Data records
►

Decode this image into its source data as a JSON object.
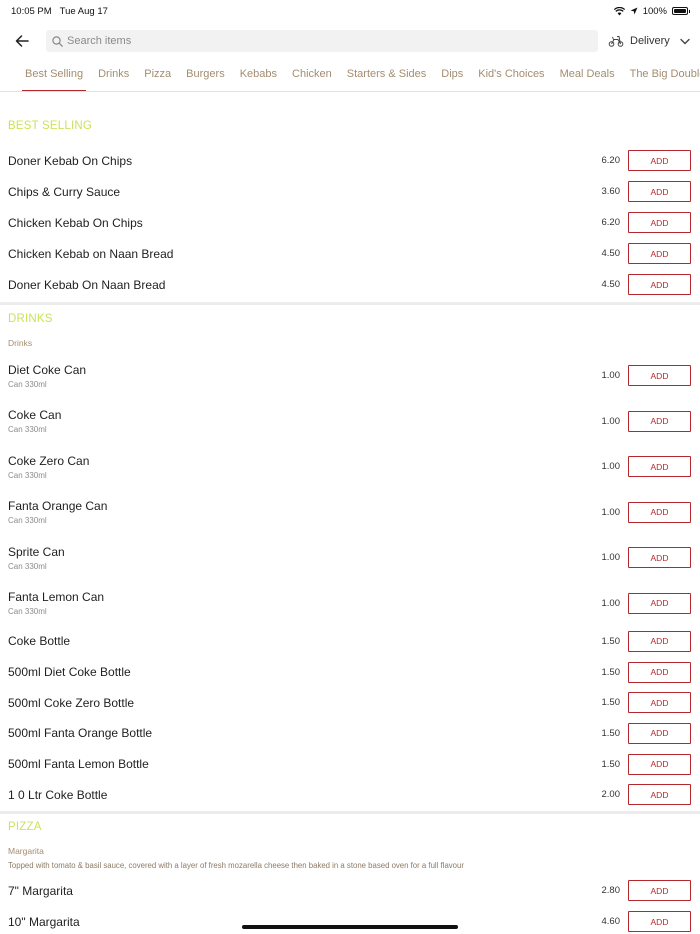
{
  "status": {
    "time": "10:05 PM",
    "date": "Tue Aug 17",
    "battery": "100%",
    "battery_level": 1.0
  },
  "search": {
    "placeholder": "Search items"
  },
  "delivery": {
    "label": "Delivery"
  },
  "tabs": [
    "Best Selling",
    "Drinks",
    "Pizza",
    "Burgers",
    "Kebabs",
    "Chicken",
    "Starters & Sides",
    "Dips",
    "Kid's Choices",
    "Meal Deals",
    "The Big Double"
  ],
  "add_label": "ADD",
  "sections": [
    {
      "title": "BEST SELLING",
      "items": [
        {
          "name": "Doner Kebab On Chips",
          "price": "6.20"
        },
        {
          "name": "Chips & Curry Sauce",
          "price": "3.60"
        },
        {
          "name": "Chicken Kebab On Chips",
          "price": "6.20"
        },
        {
          "name": "Chicken Kebab on Naan Bread",
          "price": "4.50"
        },
        {
          "name": "Doner Kebab On Naan Bread",
          "price": "4.50"
        }
      ]
    },
    {
      "title": "DRINKS",
      "subtitle": "Drinks",
      "items": [
        {
          "name": "Diet Coke Can",
          "desc": "Can 330ml",
          "price": "1.00"
        },
        {
          "name": "Coke Can",
          "desc": "Can 330ml",
          "price": "1.00"
        },
        {
          "name": "Coke Zero Can",
          "desc": "Can 330ml",
          "price": "1.00"
        },
        {
          "name": "Fanta Orange Can",
          "desc": "Can 330ml",
          "price": "1.00"
        },
        {
          "name": "Sprite Can",
          "desc": "Can 330ml",
          "price": "1.00"
        },
        {
          "name": "Fanta Lemon Can",
          "desc": "Can 330ml",
          "price": "1.00"
        },
        {
          "name": "Coke Bottle",
          "price": "1.50"
        },
        {
          "name": "500ml Diet Coke Bottle",
          "price": "1.50"
        },
        {
          "name": "500ml Coke Zero Bottle",
          "price": "1.50"
        },
        {
          "name": "500ml Fanta Orange Bottle",
          "price": "1.50"
        },
        {
          "name": "500ml Fanta Lemon Bottle",
          "price": "1.50"
        },
        {
          "name": "1 0 Ltr Coke Bottle",
          "price": "2.00"
        }
      ]
    },
    {
      "title": "PIZZA",
      "subtitle": "Margarita",
      "description": "Topped with tomato & basil sauce, covered with a layer of fresh mozarella cheese then baked in a stone based oven for a full flavour",
      "items": [
        {
          "name": "7\" Margarita",
          "price": "2.80"
        },
        {
          "name": "10\" Margarita",
          "price": "4.60"
        }
      ]
    }
  ]
}
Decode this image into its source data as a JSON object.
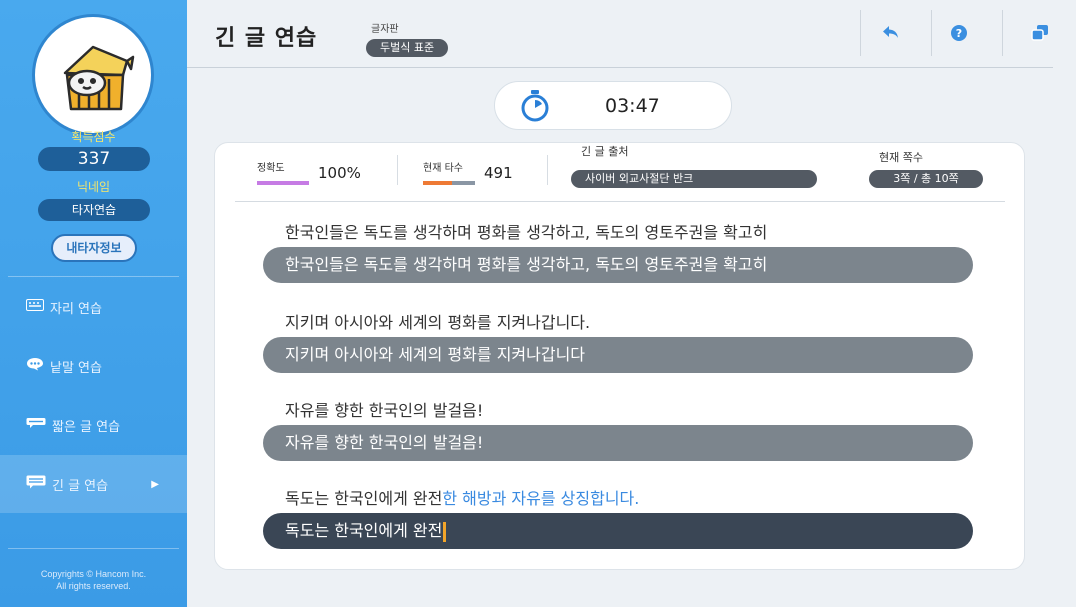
{
  "sidebar": {
    "score_label": "획득점수",
    "score_value": "337",
    "nickname_label": "닉네임",
    "nickname_value": "타자연습",
    "my_info_button": "내타자정보",
    "nav": [
      {
        "label": "자리 연습",
        "icon": "keyboard-icon"
      },
      {
        "label": "낱말 연습",
        "icon": "speech-bubble-icon"
      },
      {
        "label": "짧은 글 연습",
        "icon": "short-text-icon"
      },
      {
        "label": "긴 글 연습",
        "icon": "long-text-icon",
        "active": true
      }
    ],
    "copyright_line1": "Copyrights © Hancom Inc.",
    "copyright_line2": "All rights reserved."
  },
  "header": {
    "title": "긴 글 연습",
    "layout_label": "글자판",
    "layout_value": "두벌식 표준",
    "buttons": [
      "back-icon",
      "help-icon",
      "window-icon"
    ]
  },
  "timer": {
    "time": "03:47"
  },
  "stats": {
    "accuracy_label": "정확도",
    "accuracy_value": "100%",
    "speed_label": "현재 타수",
    "speed_value": "491",
    "speed_bar_fraction": 0.55,
    "source_label": "긴 글 출처",
    "source_value": "사이버 외교사절단 반크",
    "page_label": "현재 쪽수",
    "page_value": "3쪽 / 총 10쪽"
  },
  "lines": [
    {
      "source": "한국인들은 독도를 생각하며 평화를 생각하고, 독도의 영토주권을 확고히",
      "typed": "한국인들은 독도를 생각하며 평화를 생각하고, 독도의 영토주권을 확고히"
    },
    {
      "source": "지키며 아시아와 세계의 평화를 지켜나갑니다.",
      "typed": "지키며 아시아와 세계의 평화를 지켜나갑니다"
    },
    {
      "source": "자유를 향한 한국인의 발걸음!",
      "typed": "자유를 향한 한국인의 발걸음!"
    },
    {
      "source_done": "독도는 한국인에게 완전",
      "source_todo": "한 해방과 자유를 상징합니다.",
      "typed": "독도는 한국인에게 완전"
    }
  ],
  "colors": {
    "sidebar": "#3b9be6",
    "accent_yellow": "#f4e66b",
    "accuracy_bar": "#c67be4",
    "speed_bar": "#ee7a35",
    "pending_text": "#3a8ae0"
  }
}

◄

▶ **Short task**
Copy all the data exactly as written, but skip any picture.

▶ **The result**
Decode this image into its source data as a JSON object.
{
  "status": {
    "time": "10:05 PM",
    "date": "Tue Aug 17",
    "battery": "100%",
    "battery_level": 1.0
  },
  "search": {
    "placeholder": "Search items"
  },
  "delivery": {
    "label": "Delivery"
  },
  "tabs": [
    "Best Selling",
    "Drinks",
    "Pizza",
    "Burgers",
    "Kebabs",
    "Chicken",
    "Starters & Sides",
    "Dips",
    "Kid's Choices",
    "Meal Deals",
    "The Big Double"
  ],
  "add_label": "ADD",
  "sections": [
    {
      "title": "BEST SELLING",
      "items": [
        {
          "name": "Doner Kebab On Chips",
          "price": "6.20"
        },
        {
          "name": "Chips & Curry Sauce",
          "price": "3.60"
        },
        {
          "name": "Chicken Kebab On Chips",
          "price": "6.20"
        },
        {
          "name": "Chicken Kebab on Naan Bread",
          "price": "4.50"
        },
        {
          "name": "Doner Kebab On Naan Bread",
          "price": "4.50"
        }
      ]
    },
    {
      "title": "DRINKS",
      "subtitle": "Drinks",
      "items": [
        {
          "name": "Diet Coke Can",
          "desc": "Can 330ml",
          "price": "1.00"
        },
        {
          "name": "Coke Can",
          "desc": "Can 330ml",
          "price": "1.00"
        },
        {
          "name": "Coke Zero Can",
          "desc": "Can 330ml",
          "price": "1.00"
        },
        {
          "name": "Fanta Orange Can",
          "desc": "Can 330ml",
          "price": "1.00"
        },
        {
          "name": "Sprite Can",
          "desc": "Can 330ml",
          "price": "1.00"
        },
        {
          "name": "Fanta Lemon Can",
          "desc": "Can 330ml",
          "price": "1.00"
        },
        {
          "name": "Coke Bottle",
          "price": "1.50"
        },
        {
          "name": "500ml Diet Coke Bottle",
          "price": "1.50"
        },
        {
          "name": "500ml Coke Zero Bottle",
          "price": "1.50"
        },
        {
          "name": "500ml Fanta Orange Bottle",
          "price": "1.50"
        },
        {
          "name": "500ml Fanta Lemon Bottle",
          "price": "1.50"
        },
        {
          "name": "1 0 Ltr Coke Bottle",
          "price": "2.00"
        }
      ]
    },
    {
      "title": "PIZZA",
      "subtitle": "Margarita",
      "description": "Topped with tomato & basil sauce, covered with a layer of fresh mozarella cheese then baked in a stone based oven for a full flavour",
      "items": [
        {
          "name": "7\" Margarita",
          "price": "2.80"
        },
        {
          "name": "10\" Margarita",
          "price": "4.60"
        }
      ]
    }
  ]
}
Decode this image into its source data as a JSON object.
{
  "sidebar": {
    "score_label": "획득점수",
    "score_value": "337",
    "nickname_label": "닉네임",
    "nickname_value": "타자연습",
    "my_info_button": "내타자정보",
    "nav": [
      {
        "label": "자리 연습",
        "icon": "keyboard-icon"
      },
      {
        "label": "낱말 연습",
        "icon": "speech-bubble-icon"
      },
      {
        "label": "짧은 글 연습",
        "icon": "short-text-icon"
      },
      {
        "label": "긴 글 연습",
        "icon": "long-text-icon",
        "active": true
      }
    ],
    "copyright_line1": "Copyrights © Hancom Inc.",
    "copyright_line2": "All rights reserved."
  },
  "header": {
    "title": "긴 글 연습",
    "layout_label": "글자판",
    "layout_value": "두벌식 표준",
    "buttons": [
      "back-icon",
      "help-icon",
      "window-icon"
    ]
  },
  "timer": {
    "time": "03:47"
  },
  "stats": {
    "accuracy_label": "정확도",
    "accuracy_value": "100%",
    "speed_label": "현재 타수",
    "speed_value": "491",
    "speed_bar_fraction": 0.55,
    "source_label": "긴 글 출처",
    "source_value": "사이버 외교사절단 반크",
    "page_label": "현재 쪽수",
    "page_value": "3쪽 / 총 10쪽"
  },
  "lines": [
    {
      "source": "한국인들은 독도를 생각하며 평화를 생각하고, 독도의 영토주권을 확고히",
      "typed": "한국인들은 독도를 생각하며 평화를 생각하고, 독도의 영토주권을 확고히"
    },
    {
      "source": "지키며 아시아와 세계의 평화를 지켜나갑니다.",
      "typed": "지키며 아시아와 세계의 평화를 지켜나갑니다"
    },
    {
      "source": "자유를 향한 한국인의 발걸음!",
      "typed": "자유를 향한 한국인의 발걸음!"
    },
    {
      "source_done": "독도는 한국인에게 완전",
      "source_todo": "한 해방과 자유를 상징합니다.",
      "typed": "독도는 한국인에게 완전"
    }
  ],
  "colors": {
    "sidebar": "#3b9be6",
    "accent_yellow": "#f4e66b",
    "accuracy_bar": "#c67be4",
    "speed_bar": "#ee7a35",
    "pending_text": "#3a8ae0"
  }
}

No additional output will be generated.